Given task - Copy whichever lines contain the string "heading".

───── Exercise inputs ─────

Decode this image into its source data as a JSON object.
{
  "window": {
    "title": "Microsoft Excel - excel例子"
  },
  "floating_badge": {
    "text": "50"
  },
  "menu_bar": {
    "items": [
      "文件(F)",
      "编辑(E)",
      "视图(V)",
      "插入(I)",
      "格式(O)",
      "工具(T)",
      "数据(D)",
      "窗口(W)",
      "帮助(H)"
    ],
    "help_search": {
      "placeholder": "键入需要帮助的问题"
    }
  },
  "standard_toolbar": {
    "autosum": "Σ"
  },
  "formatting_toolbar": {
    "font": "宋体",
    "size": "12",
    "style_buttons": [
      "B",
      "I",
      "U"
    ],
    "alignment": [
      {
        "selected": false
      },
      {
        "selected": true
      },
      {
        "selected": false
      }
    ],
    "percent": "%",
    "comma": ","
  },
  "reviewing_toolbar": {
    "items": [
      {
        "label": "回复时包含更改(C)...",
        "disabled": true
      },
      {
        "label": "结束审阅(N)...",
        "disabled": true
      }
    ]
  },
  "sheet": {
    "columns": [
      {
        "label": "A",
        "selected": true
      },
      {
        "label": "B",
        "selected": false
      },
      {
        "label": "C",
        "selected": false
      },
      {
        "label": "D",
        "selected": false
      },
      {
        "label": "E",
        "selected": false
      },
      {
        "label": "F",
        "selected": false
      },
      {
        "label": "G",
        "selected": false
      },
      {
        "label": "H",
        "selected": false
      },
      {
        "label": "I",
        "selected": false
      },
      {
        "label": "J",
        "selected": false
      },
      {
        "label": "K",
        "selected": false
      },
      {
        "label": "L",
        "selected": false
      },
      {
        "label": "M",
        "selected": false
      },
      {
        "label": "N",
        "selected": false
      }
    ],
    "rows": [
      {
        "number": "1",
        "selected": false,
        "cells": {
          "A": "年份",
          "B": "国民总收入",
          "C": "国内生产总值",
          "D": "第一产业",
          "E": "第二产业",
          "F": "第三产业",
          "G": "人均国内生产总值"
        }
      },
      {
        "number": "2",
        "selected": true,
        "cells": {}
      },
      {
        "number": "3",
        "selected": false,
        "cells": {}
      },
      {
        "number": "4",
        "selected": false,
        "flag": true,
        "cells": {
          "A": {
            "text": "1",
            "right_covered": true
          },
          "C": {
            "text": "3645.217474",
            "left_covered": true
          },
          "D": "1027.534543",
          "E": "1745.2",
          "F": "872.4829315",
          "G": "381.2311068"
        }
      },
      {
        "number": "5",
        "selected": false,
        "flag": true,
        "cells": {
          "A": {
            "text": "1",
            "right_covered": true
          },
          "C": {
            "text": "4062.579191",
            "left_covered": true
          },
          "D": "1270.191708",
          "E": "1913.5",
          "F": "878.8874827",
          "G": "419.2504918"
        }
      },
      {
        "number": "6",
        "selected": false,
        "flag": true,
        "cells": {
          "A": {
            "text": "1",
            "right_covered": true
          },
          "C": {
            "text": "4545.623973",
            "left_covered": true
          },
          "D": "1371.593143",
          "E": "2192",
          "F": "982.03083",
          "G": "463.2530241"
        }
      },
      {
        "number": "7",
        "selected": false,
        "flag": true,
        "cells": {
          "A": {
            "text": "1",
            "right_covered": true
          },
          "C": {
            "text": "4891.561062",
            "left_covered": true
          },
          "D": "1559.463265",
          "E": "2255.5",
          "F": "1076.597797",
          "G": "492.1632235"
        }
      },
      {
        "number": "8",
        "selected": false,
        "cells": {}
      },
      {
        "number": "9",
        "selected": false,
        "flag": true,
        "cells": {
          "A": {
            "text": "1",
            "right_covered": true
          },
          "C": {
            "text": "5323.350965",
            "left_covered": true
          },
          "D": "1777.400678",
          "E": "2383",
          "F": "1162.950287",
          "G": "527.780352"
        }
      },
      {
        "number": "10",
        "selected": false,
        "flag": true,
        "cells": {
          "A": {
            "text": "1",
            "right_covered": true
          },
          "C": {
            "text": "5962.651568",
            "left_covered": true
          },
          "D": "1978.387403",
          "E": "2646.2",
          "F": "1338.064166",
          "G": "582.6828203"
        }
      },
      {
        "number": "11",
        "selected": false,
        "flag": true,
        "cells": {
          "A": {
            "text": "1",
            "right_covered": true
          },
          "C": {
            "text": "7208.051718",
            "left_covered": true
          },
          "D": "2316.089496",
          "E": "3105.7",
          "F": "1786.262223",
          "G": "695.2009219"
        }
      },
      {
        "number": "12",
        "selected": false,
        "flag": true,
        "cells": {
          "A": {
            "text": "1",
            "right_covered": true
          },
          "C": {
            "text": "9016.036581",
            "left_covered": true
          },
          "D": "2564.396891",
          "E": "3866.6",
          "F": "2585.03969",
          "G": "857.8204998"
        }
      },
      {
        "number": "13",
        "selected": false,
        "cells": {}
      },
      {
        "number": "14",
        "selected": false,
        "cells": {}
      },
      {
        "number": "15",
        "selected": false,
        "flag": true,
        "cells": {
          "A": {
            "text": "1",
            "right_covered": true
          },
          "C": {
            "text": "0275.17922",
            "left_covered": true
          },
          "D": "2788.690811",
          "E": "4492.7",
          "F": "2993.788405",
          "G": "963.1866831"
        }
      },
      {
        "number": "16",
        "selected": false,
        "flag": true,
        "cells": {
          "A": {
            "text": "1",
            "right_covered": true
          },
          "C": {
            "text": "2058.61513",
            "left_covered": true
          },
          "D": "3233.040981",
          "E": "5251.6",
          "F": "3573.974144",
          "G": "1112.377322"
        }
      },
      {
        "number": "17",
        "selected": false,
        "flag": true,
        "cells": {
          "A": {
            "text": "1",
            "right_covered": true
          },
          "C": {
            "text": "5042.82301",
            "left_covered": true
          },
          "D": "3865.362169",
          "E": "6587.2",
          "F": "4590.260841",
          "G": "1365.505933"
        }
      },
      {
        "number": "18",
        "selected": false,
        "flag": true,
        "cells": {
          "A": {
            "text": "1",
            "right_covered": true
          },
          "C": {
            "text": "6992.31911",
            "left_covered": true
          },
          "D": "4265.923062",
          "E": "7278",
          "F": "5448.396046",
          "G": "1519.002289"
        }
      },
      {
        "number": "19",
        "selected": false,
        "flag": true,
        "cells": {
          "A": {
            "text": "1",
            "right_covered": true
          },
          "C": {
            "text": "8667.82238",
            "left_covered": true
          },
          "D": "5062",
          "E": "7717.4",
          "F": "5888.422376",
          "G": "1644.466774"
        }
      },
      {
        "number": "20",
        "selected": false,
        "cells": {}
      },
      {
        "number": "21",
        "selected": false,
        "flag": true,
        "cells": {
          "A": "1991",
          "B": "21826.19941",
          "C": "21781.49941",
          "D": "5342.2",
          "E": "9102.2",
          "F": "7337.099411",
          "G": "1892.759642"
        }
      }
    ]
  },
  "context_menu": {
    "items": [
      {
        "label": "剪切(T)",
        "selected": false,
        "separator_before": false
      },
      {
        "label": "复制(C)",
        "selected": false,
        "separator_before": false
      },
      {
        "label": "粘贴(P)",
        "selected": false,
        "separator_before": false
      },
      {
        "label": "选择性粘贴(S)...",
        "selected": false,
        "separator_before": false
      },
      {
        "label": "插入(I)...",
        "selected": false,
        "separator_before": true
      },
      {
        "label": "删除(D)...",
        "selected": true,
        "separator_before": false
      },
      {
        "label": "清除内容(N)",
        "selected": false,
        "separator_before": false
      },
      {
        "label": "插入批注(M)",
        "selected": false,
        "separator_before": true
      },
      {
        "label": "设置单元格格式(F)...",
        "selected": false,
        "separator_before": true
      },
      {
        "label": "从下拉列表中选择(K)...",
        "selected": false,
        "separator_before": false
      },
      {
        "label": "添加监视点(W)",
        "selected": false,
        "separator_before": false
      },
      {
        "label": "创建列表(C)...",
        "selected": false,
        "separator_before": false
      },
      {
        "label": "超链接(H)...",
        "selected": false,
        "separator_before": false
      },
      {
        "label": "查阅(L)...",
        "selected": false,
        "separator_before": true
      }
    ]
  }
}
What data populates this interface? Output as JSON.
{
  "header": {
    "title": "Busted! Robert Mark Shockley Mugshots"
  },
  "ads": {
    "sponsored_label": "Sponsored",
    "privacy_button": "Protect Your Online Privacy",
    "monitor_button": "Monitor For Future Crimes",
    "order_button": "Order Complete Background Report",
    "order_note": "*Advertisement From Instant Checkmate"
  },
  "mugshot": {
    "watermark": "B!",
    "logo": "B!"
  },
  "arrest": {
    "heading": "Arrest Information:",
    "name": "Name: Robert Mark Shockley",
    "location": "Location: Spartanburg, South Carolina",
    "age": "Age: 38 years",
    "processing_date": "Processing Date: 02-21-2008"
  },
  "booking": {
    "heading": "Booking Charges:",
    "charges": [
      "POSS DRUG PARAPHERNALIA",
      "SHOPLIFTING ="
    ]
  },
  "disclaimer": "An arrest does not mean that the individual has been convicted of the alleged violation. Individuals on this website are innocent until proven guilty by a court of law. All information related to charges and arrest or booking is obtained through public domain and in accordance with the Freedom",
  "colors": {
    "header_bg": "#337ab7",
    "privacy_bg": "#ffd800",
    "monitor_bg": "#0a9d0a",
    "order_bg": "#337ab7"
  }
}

─────

Solution to the problem -
    "heading": "Arrest Information:",
    "heading": "Booking Charges:",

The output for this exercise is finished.